Figure record extracts
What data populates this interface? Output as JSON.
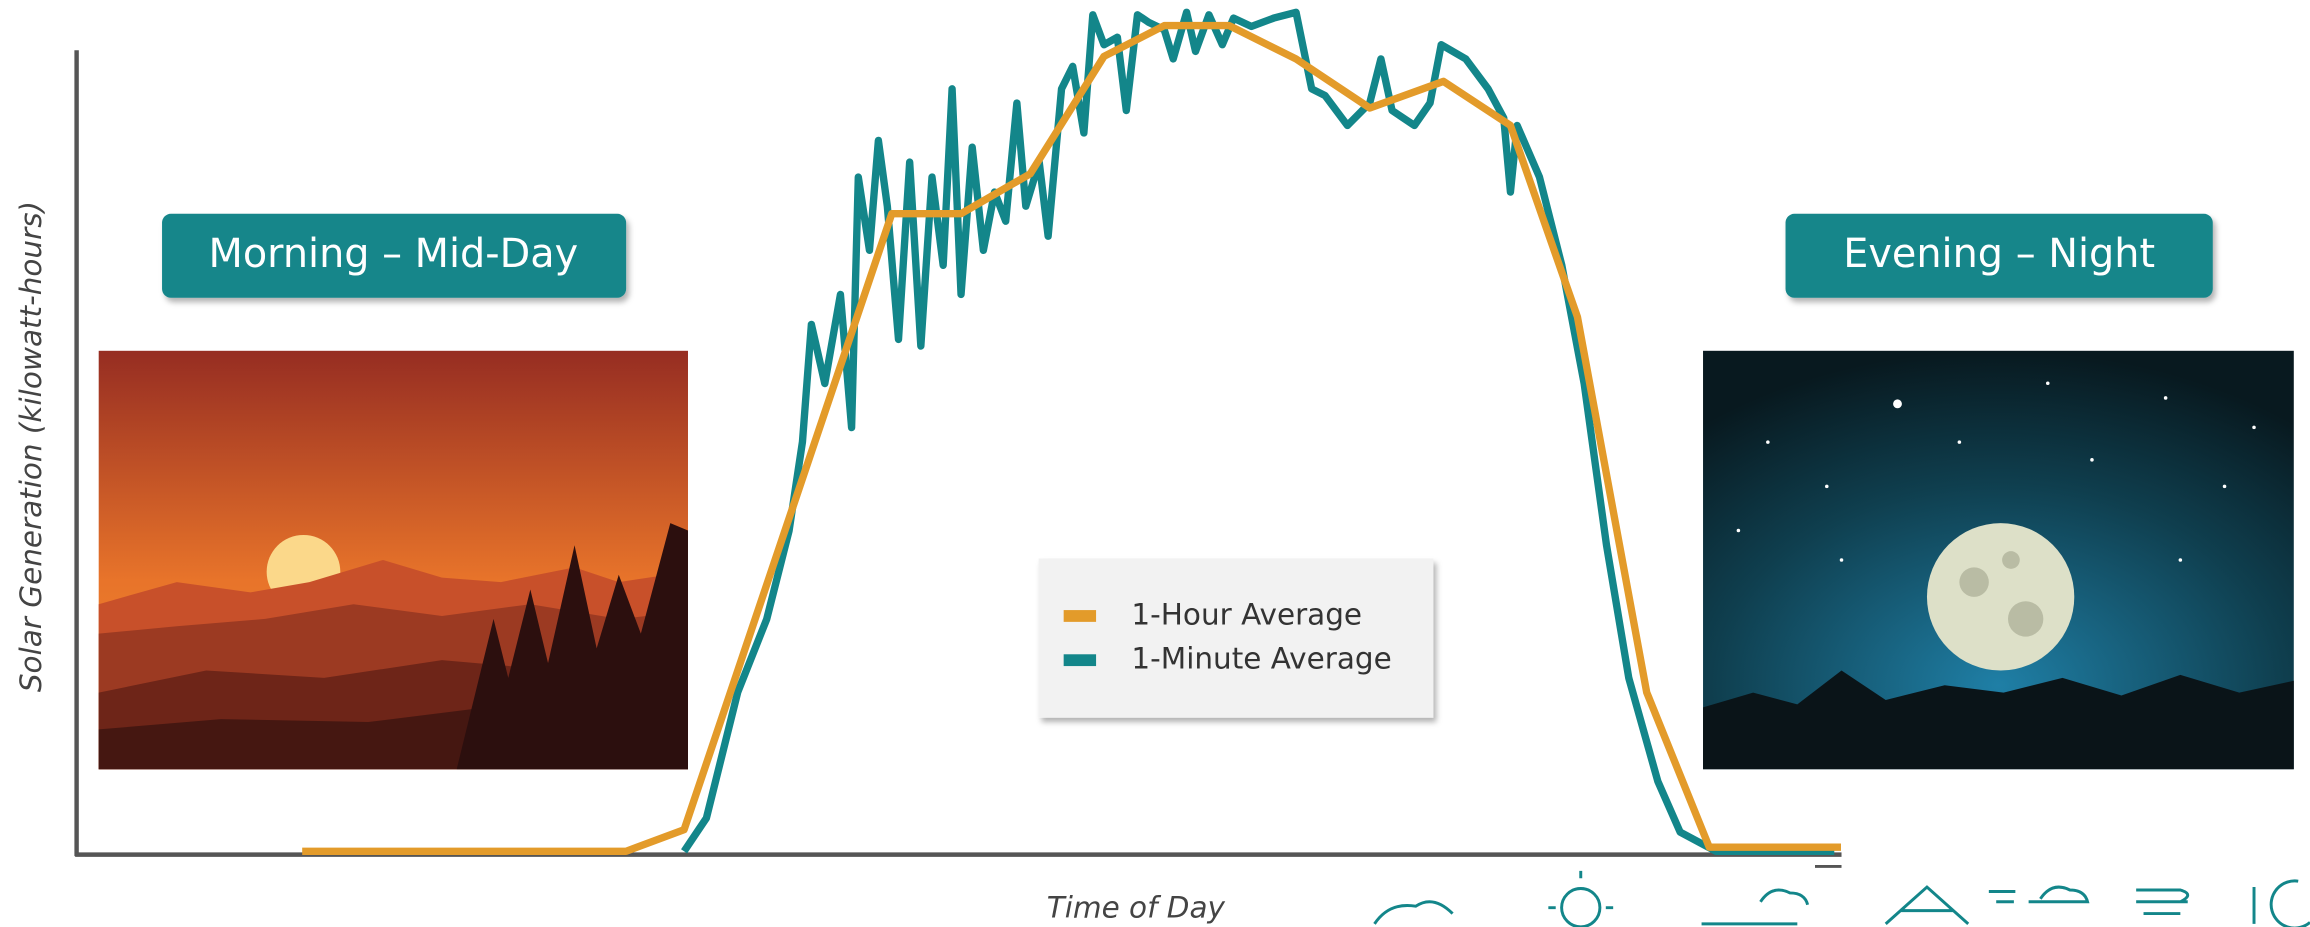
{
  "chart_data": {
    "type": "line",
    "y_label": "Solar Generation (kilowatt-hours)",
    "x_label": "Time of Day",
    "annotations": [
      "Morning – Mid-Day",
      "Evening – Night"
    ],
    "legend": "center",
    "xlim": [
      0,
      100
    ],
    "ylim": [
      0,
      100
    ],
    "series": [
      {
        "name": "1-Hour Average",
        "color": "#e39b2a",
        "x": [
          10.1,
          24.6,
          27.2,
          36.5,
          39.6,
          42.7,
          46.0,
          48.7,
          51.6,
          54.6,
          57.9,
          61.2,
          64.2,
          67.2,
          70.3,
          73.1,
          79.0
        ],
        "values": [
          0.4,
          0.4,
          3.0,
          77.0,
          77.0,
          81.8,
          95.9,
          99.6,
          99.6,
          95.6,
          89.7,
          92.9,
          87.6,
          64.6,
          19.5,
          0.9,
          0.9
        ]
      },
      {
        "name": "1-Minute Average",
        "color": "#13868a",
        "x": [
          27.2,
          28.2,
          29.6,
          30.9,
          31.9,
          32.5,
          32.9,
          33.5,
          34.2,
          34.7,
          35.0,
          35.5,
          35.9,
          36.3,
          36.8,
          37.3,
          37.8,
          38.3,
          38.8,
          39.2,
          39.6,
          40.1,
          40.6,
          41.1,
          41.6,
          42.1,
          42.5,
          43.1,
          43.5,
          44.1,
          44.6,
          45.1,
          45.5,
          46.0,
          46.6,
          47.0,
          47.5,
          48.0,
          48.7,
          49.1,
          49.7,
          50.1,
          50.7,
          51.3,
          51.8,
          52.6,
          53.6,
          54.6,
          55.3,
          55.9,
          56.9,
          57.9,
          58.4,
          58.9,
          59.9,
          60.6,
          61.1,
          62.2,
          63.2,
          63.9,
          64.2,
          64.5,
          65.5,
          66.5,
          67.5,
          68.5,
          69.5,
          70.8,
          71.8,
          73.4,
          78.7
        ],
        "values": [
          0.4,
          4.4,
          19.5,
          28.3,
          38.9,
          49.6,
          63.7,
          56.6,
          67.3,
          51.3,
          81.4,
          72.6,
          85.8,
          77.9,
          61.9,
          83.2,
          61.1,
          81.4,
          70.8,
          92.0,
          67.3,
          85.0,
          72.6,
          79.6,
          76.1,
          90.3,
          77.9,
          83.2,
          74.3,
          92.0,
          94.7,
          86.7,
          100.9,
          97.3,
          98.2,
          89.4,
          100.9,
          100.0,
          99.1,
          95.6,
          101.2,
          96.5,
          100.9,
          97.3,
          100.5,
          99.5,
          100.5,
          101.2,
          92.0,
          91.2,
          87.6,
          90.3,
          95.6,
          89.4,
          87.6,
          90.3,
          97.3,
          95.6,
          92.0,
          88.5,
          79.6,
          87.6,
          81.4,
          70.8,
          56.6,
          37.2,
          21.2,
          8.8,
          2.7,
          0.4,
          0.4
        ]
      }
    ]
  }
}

--

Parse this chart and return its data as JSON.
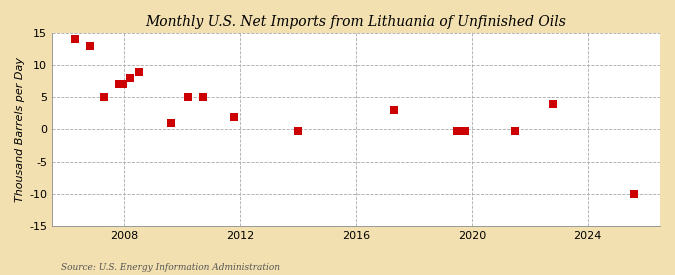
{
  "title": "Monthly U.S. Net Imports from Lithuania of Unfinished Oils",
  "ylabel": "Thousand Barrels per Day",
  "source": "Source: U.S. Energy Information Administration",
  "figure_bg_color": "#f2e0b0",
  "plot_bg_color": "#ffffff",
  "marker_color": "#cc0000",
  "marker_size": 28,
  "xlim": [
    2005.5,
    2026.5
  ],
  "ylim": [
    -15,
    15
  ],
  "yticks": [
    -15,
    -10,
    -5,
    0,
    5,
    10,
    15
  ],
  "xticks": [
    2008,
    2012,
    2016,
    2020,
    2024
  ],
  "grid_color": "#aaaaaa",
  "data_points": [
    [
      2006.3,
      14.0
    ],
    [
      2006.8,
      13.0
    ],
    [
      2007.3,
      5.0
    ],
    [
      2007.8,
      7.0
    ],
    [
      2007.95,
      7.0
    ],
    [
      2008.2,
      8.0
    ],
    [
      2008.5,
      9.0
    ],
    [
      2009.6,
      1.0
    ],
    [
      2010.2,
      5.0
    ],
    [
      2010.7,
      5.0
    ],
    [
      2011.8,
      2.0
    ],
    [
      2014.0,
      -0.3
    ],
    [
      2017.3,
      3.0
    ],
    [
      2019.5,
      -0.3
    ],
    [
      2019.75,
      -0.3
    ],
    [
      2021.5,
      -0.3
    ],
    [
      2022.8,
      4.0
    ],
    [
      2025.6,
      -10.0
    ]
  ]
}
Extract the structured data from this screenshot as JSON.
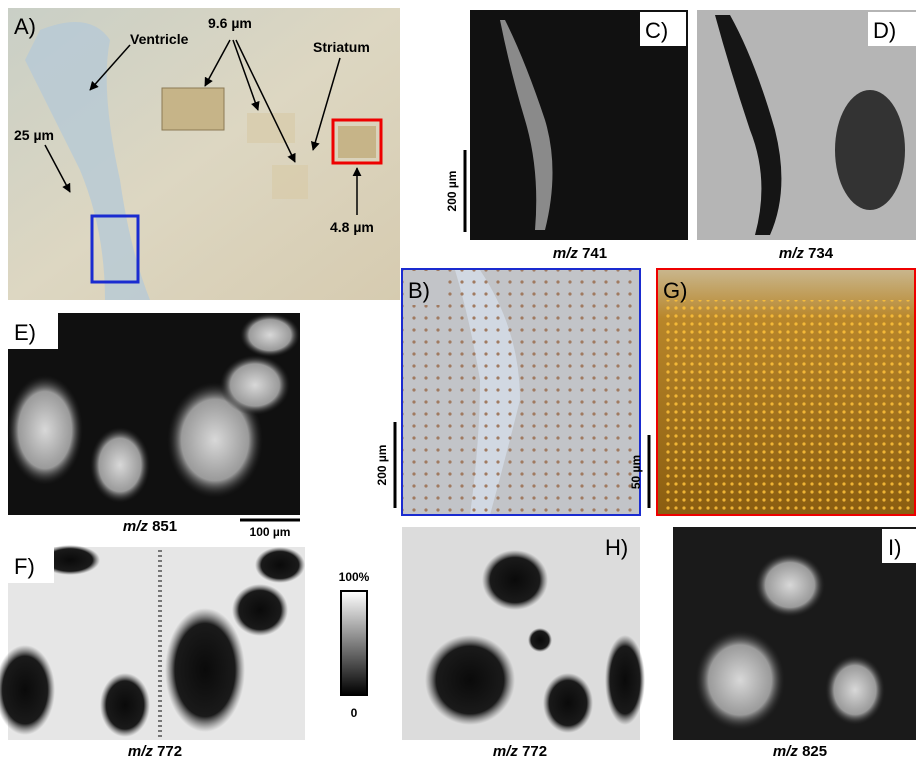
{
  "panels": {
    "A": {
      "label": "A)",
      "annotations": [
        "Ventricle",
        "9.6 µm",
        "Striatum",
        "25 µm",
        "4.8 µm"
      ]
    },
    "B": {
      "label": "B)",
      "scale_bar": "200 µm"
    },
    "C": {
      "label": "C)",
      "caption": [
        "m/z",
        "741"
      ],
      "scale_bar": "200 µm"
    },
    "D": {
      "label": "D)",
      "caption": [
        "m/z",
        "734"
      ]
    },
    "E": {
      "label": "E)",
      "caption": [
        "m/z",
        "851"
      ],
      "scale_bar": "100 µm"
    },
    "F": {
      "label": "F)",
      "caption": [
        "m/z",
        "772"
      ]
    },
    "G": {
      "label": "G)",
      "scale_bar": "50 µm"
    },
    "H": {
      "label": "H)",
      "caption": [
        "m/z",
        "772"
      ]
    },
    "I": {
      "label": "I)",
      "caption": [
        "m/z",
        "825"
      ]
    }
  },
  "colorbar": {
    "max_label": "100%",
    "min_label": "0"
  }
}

* **DIRECTIONS FOR THIS TASK**
Pull every line containing the word "from" out of the entries above.

* **COMPLETE OUTPUT**
  "title": "Monthly U.S. Net Imports from Lithuania of Unfinished Oils",
Extract the structured data from this screenshot as JSON.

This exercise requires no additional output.